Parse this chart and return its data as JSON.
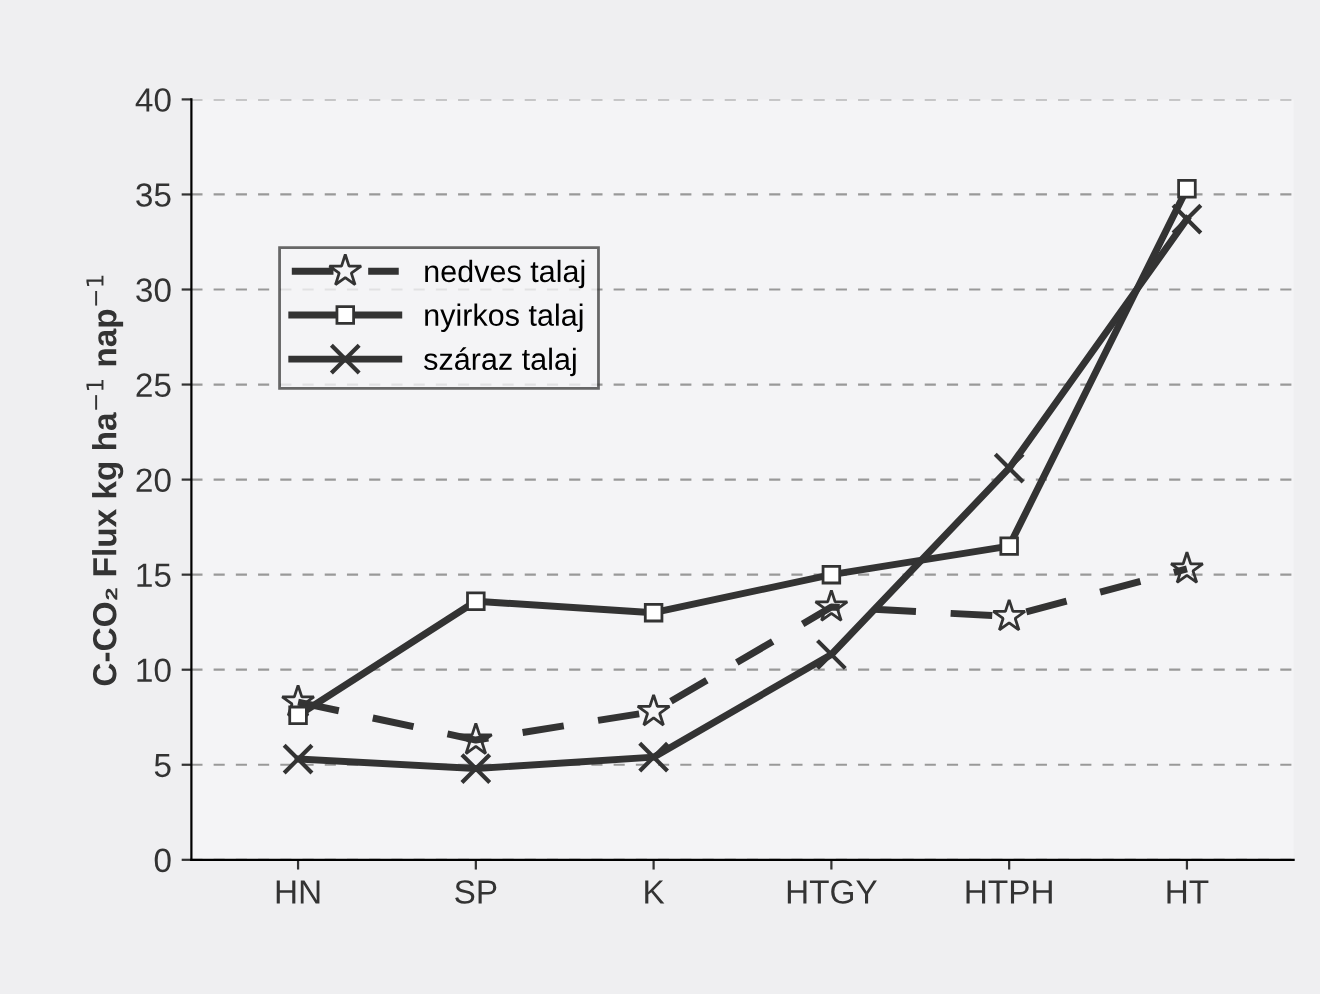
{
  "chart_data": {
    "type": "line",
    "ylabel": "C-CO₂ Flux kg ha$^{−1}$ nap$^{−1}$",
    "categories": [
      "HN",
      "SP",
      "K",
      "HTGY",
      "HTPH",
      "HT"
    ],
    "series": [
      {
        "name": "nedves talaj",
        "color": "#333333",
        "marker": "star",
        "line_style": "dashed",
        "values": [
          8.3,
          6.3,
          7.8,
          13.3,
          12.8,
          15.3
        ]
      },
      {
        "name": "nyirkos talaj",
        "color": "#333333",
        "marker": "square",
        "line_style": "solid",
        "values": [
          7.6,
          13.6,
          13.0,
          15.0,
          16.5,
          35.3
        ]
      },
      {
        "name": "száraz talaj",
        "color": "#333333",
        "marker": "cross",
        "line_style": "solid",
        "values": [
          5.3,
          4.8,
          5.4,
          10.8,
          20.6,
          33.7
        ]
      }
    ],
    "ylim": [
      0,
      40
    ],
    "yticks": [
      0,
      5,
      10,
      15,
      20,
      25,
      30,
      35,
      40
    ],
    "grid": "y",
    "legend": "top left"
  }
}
—————
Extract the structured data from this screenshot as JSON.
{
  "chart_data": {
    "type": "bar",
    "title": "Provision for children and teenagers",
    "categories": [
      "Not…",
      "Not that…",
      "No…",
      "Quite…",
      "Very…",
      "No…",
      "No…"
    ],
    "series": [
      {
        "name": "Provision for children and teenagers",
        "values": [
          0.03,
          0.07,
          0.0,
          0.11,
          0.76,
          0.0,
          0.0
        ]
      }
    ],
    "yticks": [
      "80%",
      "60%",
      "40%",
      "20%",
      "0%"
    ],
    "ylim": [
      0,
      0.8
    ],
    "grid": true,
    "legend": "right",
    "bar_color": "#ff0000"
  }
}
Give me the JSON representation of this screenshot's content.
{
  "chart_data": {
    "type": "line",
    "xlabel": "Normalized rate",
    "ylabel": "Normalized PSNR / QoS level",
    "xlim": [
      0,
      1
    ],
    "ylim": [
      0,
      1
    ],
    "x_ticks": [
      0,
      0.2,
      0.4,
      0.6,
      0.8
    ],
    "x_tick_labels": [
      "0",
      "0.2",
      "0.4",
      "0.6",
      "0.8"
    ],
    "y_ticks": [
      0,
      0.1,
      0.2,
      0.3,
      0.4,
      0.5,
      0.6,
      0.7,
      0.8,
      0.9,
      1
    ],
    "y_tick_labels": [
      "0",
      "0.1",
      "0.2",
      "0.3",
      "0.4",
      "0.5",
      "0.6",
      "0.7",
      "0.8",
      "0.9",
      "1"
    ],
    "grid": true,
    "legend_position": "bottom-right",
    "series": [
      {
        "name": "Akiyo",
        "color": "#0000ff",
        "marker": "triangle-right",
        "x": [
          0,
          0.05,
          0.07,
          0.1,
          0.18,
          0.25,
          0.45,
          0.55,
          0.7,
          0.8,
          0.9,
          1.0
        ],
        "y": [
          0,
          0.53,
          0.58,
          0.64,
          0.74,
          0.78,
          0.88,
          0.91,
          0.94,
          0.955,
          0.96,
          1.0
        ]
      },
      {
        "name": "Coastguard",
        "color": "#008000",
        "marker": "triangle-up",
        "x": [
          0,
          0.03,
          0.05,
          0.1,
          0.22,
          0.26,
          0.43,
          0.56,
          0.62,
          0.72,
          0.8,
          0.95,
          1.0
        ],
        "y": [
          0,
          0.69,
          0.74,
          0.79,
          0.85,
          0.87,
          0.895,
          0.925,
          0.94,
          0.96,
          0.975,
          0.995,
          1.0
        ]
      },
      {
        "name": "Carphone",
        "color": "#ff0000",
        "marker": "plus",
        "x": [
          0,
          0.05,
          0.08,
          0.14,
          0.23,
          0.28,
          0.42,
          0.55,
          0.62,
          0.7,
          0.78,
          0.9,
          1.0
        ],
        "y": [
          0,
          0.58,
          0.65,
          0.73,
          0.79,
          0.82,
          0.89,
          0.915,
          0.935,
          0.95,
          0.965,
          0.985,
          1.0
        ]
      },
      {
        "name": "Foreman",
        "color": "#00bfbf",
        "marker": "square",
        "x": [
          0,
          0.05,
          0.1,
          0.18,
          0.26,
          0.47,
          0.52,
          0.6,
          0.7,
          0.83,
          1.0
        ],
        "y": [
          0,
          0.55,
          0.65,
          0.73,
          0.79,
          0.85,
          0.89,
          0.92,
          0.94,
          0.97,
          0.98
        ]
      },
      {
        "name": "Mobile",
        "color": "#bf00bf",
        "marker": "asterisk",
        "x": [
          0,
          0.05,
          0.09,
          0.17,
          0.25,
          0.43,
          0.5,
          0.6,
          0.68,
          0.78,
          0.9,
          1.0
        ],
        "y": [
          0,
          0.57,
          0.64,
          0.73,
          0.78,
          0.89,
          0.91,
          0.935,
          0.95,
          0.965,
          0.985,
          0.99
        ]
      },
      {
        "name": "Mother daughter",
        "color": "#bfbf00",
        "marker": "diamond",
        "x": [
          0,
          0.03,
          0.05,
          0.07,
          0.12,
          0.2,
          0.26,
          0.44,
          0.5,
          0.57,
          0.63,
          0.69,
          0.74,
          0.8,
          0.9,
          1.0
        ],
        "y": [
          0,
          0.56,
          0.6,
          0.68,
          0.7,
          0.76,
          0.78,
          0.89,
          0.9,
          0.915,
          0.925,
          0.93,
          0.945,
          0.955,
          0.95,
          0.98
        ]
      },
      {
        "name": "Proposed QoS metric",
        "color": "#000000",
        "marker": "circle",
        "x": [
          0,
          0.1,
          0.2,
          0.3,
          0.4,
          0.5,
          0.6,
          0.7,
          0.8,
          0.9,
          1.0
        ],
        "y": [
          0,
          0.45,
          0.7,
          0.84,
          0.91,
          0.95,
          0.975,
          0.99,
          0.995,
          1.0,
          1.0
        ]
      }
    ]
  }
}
—————
● **Objective**: State only how many lines in the material include "teenagers".

● **Full solution**: 2